╭─ Supplied material
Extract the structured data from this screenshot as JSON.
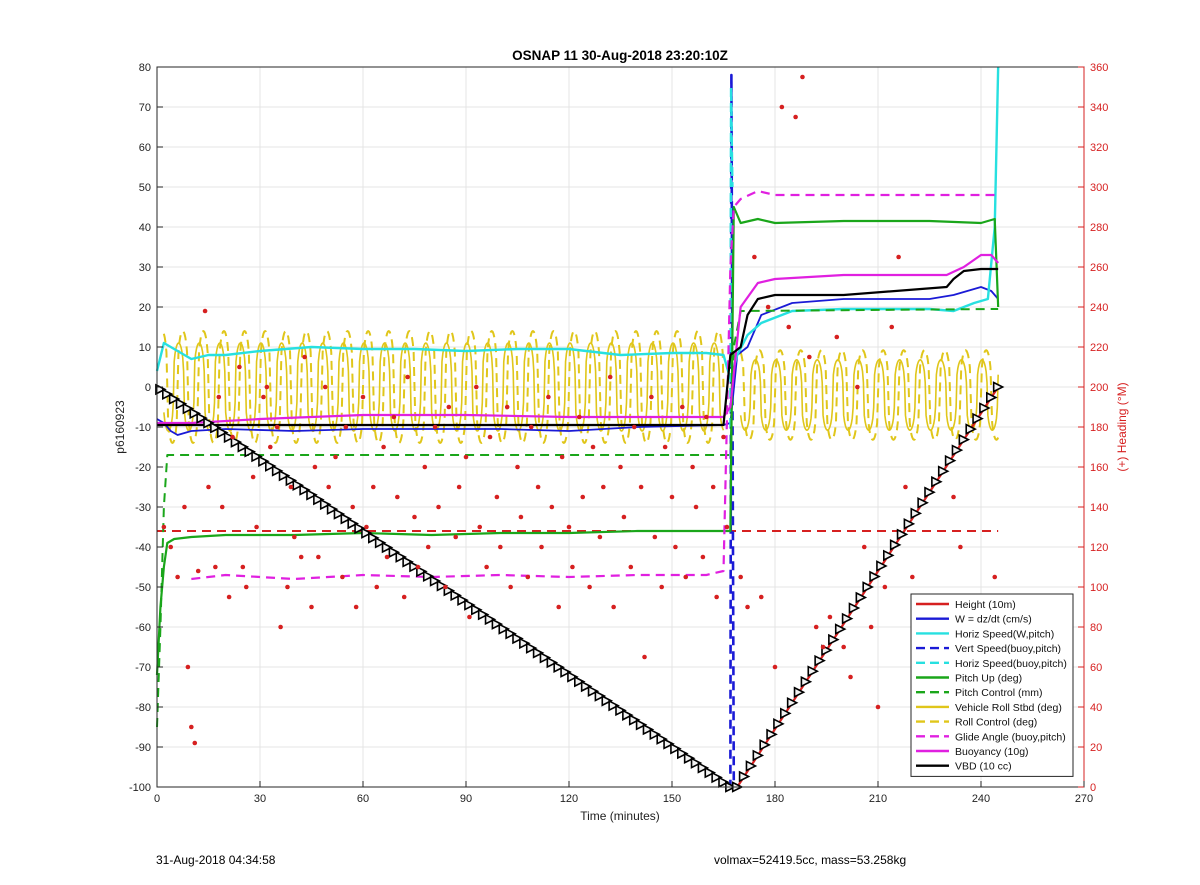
{
  "chart_data": {
    "type": "line",
    "title": "OSNAP 11 30-Aug-2018 23:20:10Z",
    "xlabel": "Time (minutes)",
    "ylabel_left": "p6160923",
    "ylabel_right": "(+) Heading (°M)",
    "xlim": [
      0,
      270
    ],
    "ylim_left": [
      -100,
      80
    ],
    "ylim_right": [
      0,
      360
    ],
    "x_ticks": [
      0,
      30,
      60,
      90,
      120,
      150,
      180,
      210,
      240,
      270
    ],
    "y_ticks_left": [
      -100,
      -90,
      -80,
      -70,
      -60,
      -50,
      -40,
      -30,
      -20,
      -10,
      0,
      10,
      20,
      30,
      40,
      50,
      60,
      70,
      80
    ],
    "y_ticks_right": [
      0,
      20,
      40,
      60,
      80,
      100,
      120,
      140,
      160,
      180,
      200,
      220,
      240,
      260,
      280,
      300,
      320,
      340,
      360
    ],
    "grid": true,
    "legend_position": "bottom-right",
    "series": [
      {
        "name": "Height (10m)",
        "color": "#d62020",
        "dash": "solid",
        "width": 2.2,
        "x": [
          0,
          167,
          169,
          245
        ],
        "y": [
          0,
          -100,
          -100,
          0
        ]
      },
      {
        "name": "W = dz/dt (cm/s)",
        "color": "#1a1ad6",
        "dash": "solid",
        "width": 1.8,
        "x": [
          0,
          2,
          4,
          6,
          10,
          20,
          40,
          60,
          80,
          100,
          120,
          140,
          165,
          167,
          169,
          172,
          176,
          185,
          200,
          225,
          232,
          240,
          243,
          245
        ],
        "y": [
          -8,
          -9,
          -11,
          -12,
          -11,
          -10.5,
          -11,
          -10.5,
          -10.5,
          -10.5,
          -11,
          -10,
          -9.5,
          -9,
          8,
          10,
          18,
          21,
          22,
          22,
          23,
          25,
          24,
          22
        ]
      },
      {
        "name": "Horiz Speed(W,pitch)",
        "color": "#27e0e0",
        "dash": "solid",
        "width": 2.4,
        "x": [
          0,
          2,
          4,
          6,
          10,
          15,
          20,
          30,
          45,
          60,
          75,
          90,
          105,
          120,
          135,
          150,
          160,
          165,
          167,
          169,
          172,
          176,
          185,
          200,
          225,
          232,
          238,
          242,
          244,
          245
        ],
        "y": [
          4,
          11,
          10,
          9,
          7,
          8,
          8,
          9,
          10,
          9.5,
          9.5,
          9,
          9.5,
          9.5,
          8,
          8.5,
          8.5,
          8,
          2,
          8,
          13,
          16,
          19,
          19.5,
          19.5,
          19,
          21,
          22,
          40,
          80
        ]
      },
      {
        "name": "Vert Speed(buoy,pitch)",
        "color": "#1a1ad6",
        "dash": "dashed",
        "width": 2.6,
        "x": [
          166.5,
          167,
          167.3,
          167.6,
          168
        ],
        "y": [
          -100,
          -100,
          78,
          0,
          -100
        ]
      },
      {
        "name": "Horiz Speed(buoy,pitch)",
        "color": "#27e0e0",
        "dash": "dashed",
        "width": 2.4,
        "x": [
          167,
          167.2,
          167.6
        ],
        "y": [
          -10,
          75,
          50
        ]
      },
      {
        "name": "Pitch Up (deg)",
        "color": "#1aa61a",
        "dash": "solid",
        "width": 2.2,
        "x": [
          0,
          1,
          2,
          3,
          5,
          10,
          20,
          40,
          60,
          80,
          100,
          120,
          140,
          165,
          167,
          168,
          170,
          175,
          180,
          200,
          225,
          240,
          244,
          245
        ],
        "y": [
          -72,
          -55,
          -45,
          -39,
          -38,
          -37.5,
          -37,
          -37,
          -36.5,
          -37,
          -36.5,
          -36.5,
          -36,
          -36,
          -36,
          45,
          41,
          42,
          41,
          41.5,
          41.5,
          41,
          42,
          20
        ]
      },
      {
        "name": "Pitch Control (mm)",
        "color": "#1aa61a",
        "dash": "dashed",
        "width": 2,
        "x": [
          0,
          1,
          2,
          3,
          6,
          166,
          167,
          168,
          170,
          245
        ],
        "y": [
          -85,
          -60,
          -30,
          -17,
          -17,
          -17,
          -17,
          10,
          19,
          19.5
        ]
      },
      {
        "name": "Vehicle Roll Stbd (deg)",
        "color": "#e0c61a",
        "dash": "solid",
        "width": 1.6,
        "x": [
          0,
          245
        ],
        "y": [
          0,
          0
        ]
      },
      {
        "name": "Roll Control (deg)",
        "color": "#e0c61a",
        "dash": "dashed",
        "width": 2,
        "x": [
          0,
          245
        ],
        "y": [
          0,
          0
        ]
      },
      {
        "name": "Glide Angle (buoy,pitch)",
        "color": "#e020e0",
        "dash": "dashed",
        "width": 2.2,
        "x": [
          10,
          20,
          40,
          60,
          80,
          100,
          120,
          140,
          160,
          165,
          167,
          168,
          170,
          175,
          180,
          200,
          220,
          245
        ],
        "y": [
          -48,
          -47,
          -48,
          -47,
          -47.5,
          -47,
          -47.5,
          -47,
          -47,
          -46,
          30,
          45,
          47,
          49,
          48,
          48,
          48,
          48
        ]
      },
      {
        "name": "Buoyancy (10g)",
        "color": "#e020e0",
        "dash": "solid",
        "width": 2.2,
        "x": [
          0,
          10,
          30,
          60,
          90,
          120,
          150,
          165,
          167,
          170,
          175,
          180,
          200,
          230,
          235,
          240,
          243,
          245
        ],
        "y": [
          -9,
          -9,
          -8,
          -7,
          -7,
          -7.5,
          -7.5,
          -7.5,
          -5,
          20,
          26,
          27,
          28,
          28,
          30,
          33,
          33,
          31
        ]
      },
      {
        "name": "VBD (10 cc)",
        "color": "#000000",
        "dash": "solid",
        "width": 2.2,
        "x": [
          0,
          10,
          30,
          60,
          90,
          120,
          150,
          165,
          167,
          170,
          172,
          175,
          180,
          200,
          230,
          232,
          235,
          240,
          245
        ],
        "y": [
          -9.5,
          -9.5,
          -9.5,
          -9.5,
          -9.5,
          -9.5,
          -9.5,
          -9.5,
          8,
          10,
          18,
          22,
          23,
          23,
          25,
          27,
          29,
          29.5,
          29.5
        ]
      }
    ],
    "heading_points": {
      "color": "#d62020",
      "axis": "right",
      "x": [
        2,
        4,
        6,
        8,
        9,
        10,
        11,
        12,
        14,
        15,
        17,
        18,
        19,
        21,
        22,
        24,
        25,
        26,
        28,
        29,
        31,
        32,
        33,
        35,
        36,
        38,
        39,
        40,
        42,
        43,
        45,
        46,
        47,
        49,
        50,
        52,
        54,
        55,
        57,
        58,
        60,
        61,
        63,
        64,
        66,
        67,
        69,
        70,
        72,
        73,
        75,
        76,
        78,
        79,
        81,
        82,
        84,
        85,
        87,
        88,
        90,
        91,
        93,
        94,
        96,
        97,
        99,
        100,
        102,
        103,
        105,
        106,
        108,
        109,
        111,
        112,
        114,
        115,
        117,
        118,
        120,
        121,
        123,
        124,
        126,
        127,
        129,
        130,
        132,
        133,
        135,
        136,
        138,
        139,
        141,
        142,
        144,
        145,
        147,
        148,
        150,
        151,
        153,
        154,
        156,
        157,
        159,
        160,
        162,
        163,
        165,
        166,
        170,
        172,
        174,
        176,
        178,
        180,
        182,
        184,
        186,
        188,
        190,
        192,
        194,
        196,
        198,
        200,
        202,
        204,
        206,
        208,
        210,
        212,
        214,
        216,
        218,
        220,
        222,
        224,
        226,
        228,
        230,
        232,
        234,
        236,
        238,
        240,
        242,
        244
      ],
      "y": [
        130,
        120,
        105,
        140,
        60,
        30,
        22,
        108,
        238,
        150,
        110,
        195,
        140,
        95,
        175,
        210,
        110,
        100,
        155,
        130,
        195,
        200,
        170,
        180,
        80,
        100,
        150,
        125,
        115,
        215,
        90,
        160,
        115,
        200,
        150,
        165,
        105,
        180,
        140,
        90,
        195,
        130,
        150,
        100,
        170,
        115,
        185,
        145,
        95,
        205,
        135,
        110,
        160,
        120,
        180,
        140,
        100,
        190,
        125,
        150,
        165,
        85,
        200,
        130,
        110,
        175,
        145,
        120,
        190,
        100,
        160,
        135,
        105,
        180,
        150,
        120,
        195,
        140,
        90,
        165,
        130,
        110,
        185,
        145,
        100,
        170,
        125,
        150,
        205,
        90,
        160,
        135,
        110,
        180,
        150,
        65,
        195,
        125,
        100,
        170,
        145,
        120,
        190,
        105,
        160,
        140,
        115,
        185,
        150,
        95,
        175,
        130,
        105,
        90,
        265,
        95,
        240,
        60,
        340,
        230,
        335,
        355,
        215,
        80,
        70,
        85,
        225,
        70,
        55,
        200,
        120,
        80,
        40,
        100,
        230,
        265,
        150,
        105,
        80,
        60,
        30,
        45,
        75,
        145,
        120,
        60,
        60,
        80,
        90,
        105
      ]
    },
    "markers": {
      "x": [
        1,
        3,
        5,
        7,
        9,
        11,
        13,
        15,
        17,
        19,
        21,
        23,
        25,
        27,
        29,
        31,
        33,
        35,
        37,
        39,
        41,
        43,
        45,
        47,
        49,
        51,
        53,
        55,
        57,
        59,
        61,
        63,
        65,
        67,
        69,
        71,
        73,
        75,
        77,
        79,
        81,
        83,
        85,
        87,
        89,
        91,
        93,
        95,
        97,
        99,
        101,
        103,
        105,
        107,
        109,
        111,
        113,
        115,
        117,
        119,
        121,
        123,
        125,
        127,
        129,
        131,
        133,
        135,
        137,
        139,
        141,
        143,
        145,
        147,
        149,
        151,
        153,
        155,
        157,
        159,
        161,
        163,
        165,
        167,
        169,
        171,
        173,
        175,
        177,
        179,
        181,
        183,
        185,
        187,
        189,
        191,
        193,
        195,
        197,
        199,
        201,
        203,
        205,
        207,
        209,
        211,
        213,
        215,
        217,
        219,
        221,
        223,
        225,
        227,
        229,
        231,
        233,
        235,
        237,
        239,
        241,
        243,
        245
      ]
    },
    "legend_entries": [
      "Height (10m)",
      "W = dz/dt (cm/s)",
      "Horiz Speed(W,pitch)",
      "Vert Speed(buoy,pitch)",
      "Horiz Speed(buoy,pitch)",
      "Pitch Up (deg)",
      "Pitch Control (mm)",
      "Vehicle Roll Stbd (deg)",
      "Roll Control (deg)",
      "Glide Angle (buoy,pitch)",
      "Buoyancy (10g)",
      "VBD (10 cc)"
    ]
  },
  "footer": {
    "left": "31-Aug-2018 04:34:58",
    "right": "volmax=52419.5cc, mass=53.258kg"
  }
}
╰─
What this task involves:
Find each line in the records holding the string "Horiz" and show it.

The completed task:
        "name": "Horiz Speed(W,pitch)",
        "name": "Horiz Speed(buoy,pitch)",
      "Horiz Speed(W,pitch)",
      "Horiz Speed(buoy,pitch)",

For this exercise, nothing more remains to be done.